[Written problem] Write out the data again in full, exactly as it reads.

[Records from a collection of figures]

☆ ☆ ☆ ☆ ☆

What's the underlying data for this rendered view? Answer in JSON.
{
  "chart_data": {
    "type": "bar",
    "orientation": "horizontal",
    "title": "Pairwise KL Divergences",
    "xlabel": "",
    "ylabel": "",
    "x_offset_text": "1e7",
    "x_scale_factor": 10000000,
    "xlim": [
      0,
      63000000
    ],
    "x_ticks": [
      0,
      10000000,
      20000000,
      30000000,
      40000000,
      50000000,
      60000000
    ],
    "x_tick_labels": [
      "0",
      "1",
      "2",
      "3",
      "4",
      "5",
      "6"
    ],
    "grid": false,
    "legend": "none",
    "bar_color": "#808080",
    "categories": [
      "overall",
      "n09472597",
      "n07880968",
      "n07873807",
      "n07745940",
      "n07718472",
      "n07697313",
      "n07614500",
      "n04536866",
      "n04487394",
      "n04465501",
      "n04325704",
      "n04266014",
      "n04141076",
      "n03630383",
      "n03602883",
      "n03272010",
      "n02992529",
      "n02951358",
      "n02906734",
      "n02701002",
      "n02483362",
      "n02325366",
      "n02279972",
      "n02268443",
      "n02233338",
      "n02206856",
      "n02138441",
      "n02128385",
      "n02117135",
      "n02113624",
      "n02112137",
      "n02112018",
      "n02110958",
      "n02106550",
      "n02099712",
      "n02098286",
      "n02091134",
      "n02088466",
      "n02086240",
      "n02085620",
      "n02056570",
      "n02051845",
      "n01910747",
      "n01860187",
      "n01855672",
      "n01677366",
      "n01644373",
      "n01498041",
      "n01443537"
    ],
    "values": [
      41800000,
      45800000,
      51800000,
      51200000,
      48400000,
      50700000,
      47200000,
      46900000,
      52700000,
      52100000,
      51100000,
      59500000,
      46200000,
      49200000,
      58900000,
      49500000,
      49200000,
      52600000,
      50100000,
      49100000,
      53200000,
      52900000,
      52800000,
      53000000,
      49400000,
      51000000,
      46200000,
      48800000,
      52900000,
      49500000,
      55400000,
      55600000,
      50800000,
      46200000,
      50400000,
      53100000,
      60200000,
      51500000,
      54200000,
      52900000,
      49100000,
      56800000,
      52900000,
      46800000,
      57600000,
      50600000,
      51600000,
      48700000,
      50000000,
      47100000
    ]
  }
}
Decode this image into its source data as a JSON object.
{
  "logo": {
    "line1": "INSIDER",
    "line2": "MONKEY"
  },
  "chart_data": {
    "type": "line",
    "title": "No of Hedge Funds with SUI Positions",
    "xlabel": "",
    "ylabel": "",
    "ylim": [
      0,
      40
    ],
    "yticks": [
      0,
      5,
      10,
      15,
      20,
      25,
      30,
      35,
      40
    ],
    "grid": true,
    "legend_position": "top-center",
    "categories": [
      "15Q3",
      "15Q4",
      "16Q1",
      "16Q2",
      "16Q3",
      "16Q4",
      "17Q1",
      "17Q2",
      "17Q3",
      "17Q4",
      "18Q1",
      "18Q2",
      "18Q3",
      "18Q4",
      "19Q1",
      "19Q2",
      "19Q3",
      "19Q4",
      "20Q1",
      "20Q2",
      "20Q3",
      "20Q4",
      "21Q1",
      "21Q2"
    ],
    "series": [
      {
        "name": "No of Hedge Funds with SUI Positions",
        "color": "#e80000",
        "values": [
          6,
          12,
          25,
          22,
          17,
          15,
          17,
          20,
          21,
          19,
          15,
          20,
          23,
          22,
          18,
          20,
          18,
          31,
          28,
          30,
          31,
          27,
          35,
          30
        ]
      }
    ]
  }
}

☆ ☆ ☆ ☆ ☆

[The answer]
What's the underlying data for this rendered view? Answer in JSON.
{
  "chart_data": {
    "type": "bar",
    "orientation": "horizontal",
    "title": "Pairwise KL Divergences",
    "xlabel": "",
    "ylabel": "",
    "x_offset_text": "1e7",
    "x_scale_factor": 10000000,
    "xlim": [
      0,
      63000000
    ],
    "x_ticks": [
      0,
      10000000,
      20000000,
      30000000,
      40000000,
      50000000,
      60000000
    ],
    "x_tick_labels": [
      "0",
      "1",
      "2",
      "3",
      "4",
      "5",
      "6"
    ],
    "grid": false,
    "legend": "none",
    "bar_color": "#808080",
    "categories": [
      "overall",
      "n09472597",
      "n07880968",
      "n07873807",
      "n07745940",
      "n07718472",
      "n07697313",
      "n07614500",
      "n04536866",
      "n04487394",
      "n04465501",
      "n04325704",
      "n04266014",
      "n04141076",
      "n03630383",
      "n03602883",
      "n03272010",
      "n02992529",
      "n02951358",
      "n02906734",
      "n02701002",
      "n02483362",
      "n02325366",
      "n02279972",
      "n02268443",
      "n02233338",
      "n02206856",
      "n02138441",
      "n02128385",
      "n02117135",
      "n02113624",
      "n02112137",
      "n02112018",
      "n02110958",
      "n02106550",
      "n02099712",
      "n02098286",
      "n02091134",
      "n02088466",
      "n02086240",
      "n02085620",
      "n02056570",
      "n02051845",
      "n01910747",
      "n01860187",
      "n01855672",
      "n01677366",
      "n01644373",
      "n01498041",
      "n01443537"
    ],
    "values": [
      41800000,
      45800000,
      51800000,
      51200000,
      48400000,
      50700000,
      47200000,
      46900000,
      52700000,
      52100000,
      51100000,
      59500000,
      46200000,
      49200000,
      58900000,
      49500000,
      49200000,
      52600000,
      50100000,
      49100000,
      53200000,
      52900000,
      52800000,
      53000000,
      49400000,
      51000000,
      46200000,
      48800000,
      52900000,
      49500000,
      55400000,
      55600000,
      50800000,
      46200000,
      50400000,
      53100000,
      60200000,
      51500000,
      54200000,
      52900000,
      49100000,
      56800000,
      52900000,
      46800000,
      57600000,
      50600000,
      51600000,
      48700000,
      50000000,
      47100000
    ]
  }
}
Decode this image into its source data as a JSON object.
{
  "logo": {
    "line1": "INSIDER",
    "line2": "MONKEY"
  },
  "chart_data": {
    "type": "line",
    "title": "No of Hedge Funds with SUI Positions",
    "xlabel": "",
    "ylabel": "",
    "ylim": [
      0,
      40
    ],
    "yticks": [
      0,
      5,
      10,
      15,
      20,
      25,
      30,
      35,
      40
    ],
    "grid": true,
    "legend_position": "top-center",
    "categories": [
      "15Q3",
      "15Q4",
      "16Q1",
      "16Q2",
      "16Q3",
      "16Q4",
      "17Q1",
      "17Q2",
      "17Q3",
      "17Q4",
      "18Q1",
      "18Q2",
      "18Q3",
      "18Q4",
      "19Q1",
      "19Q2",
      "19Q3",
      "19Q4",
      "20Q1",
      "20Q2",
      "20Q3",
      "20Q4",
      "21Q1",
      "21Q2"
    ],
    "series": [
      {
        "name": "No of Hedge Funds with SUI Positions",
        "color": "#e80000",
        "values": [
          6,
          12,
          25,
          22,
          17,
          15,
          17,
          20,
          21,
          19,
          15,
          20,
          23,
          22,
          18,
          20,
          18,
          31,
          28,
          30,
          31,
          27,
          35,
          30
        ]
      }
    ]
  }
}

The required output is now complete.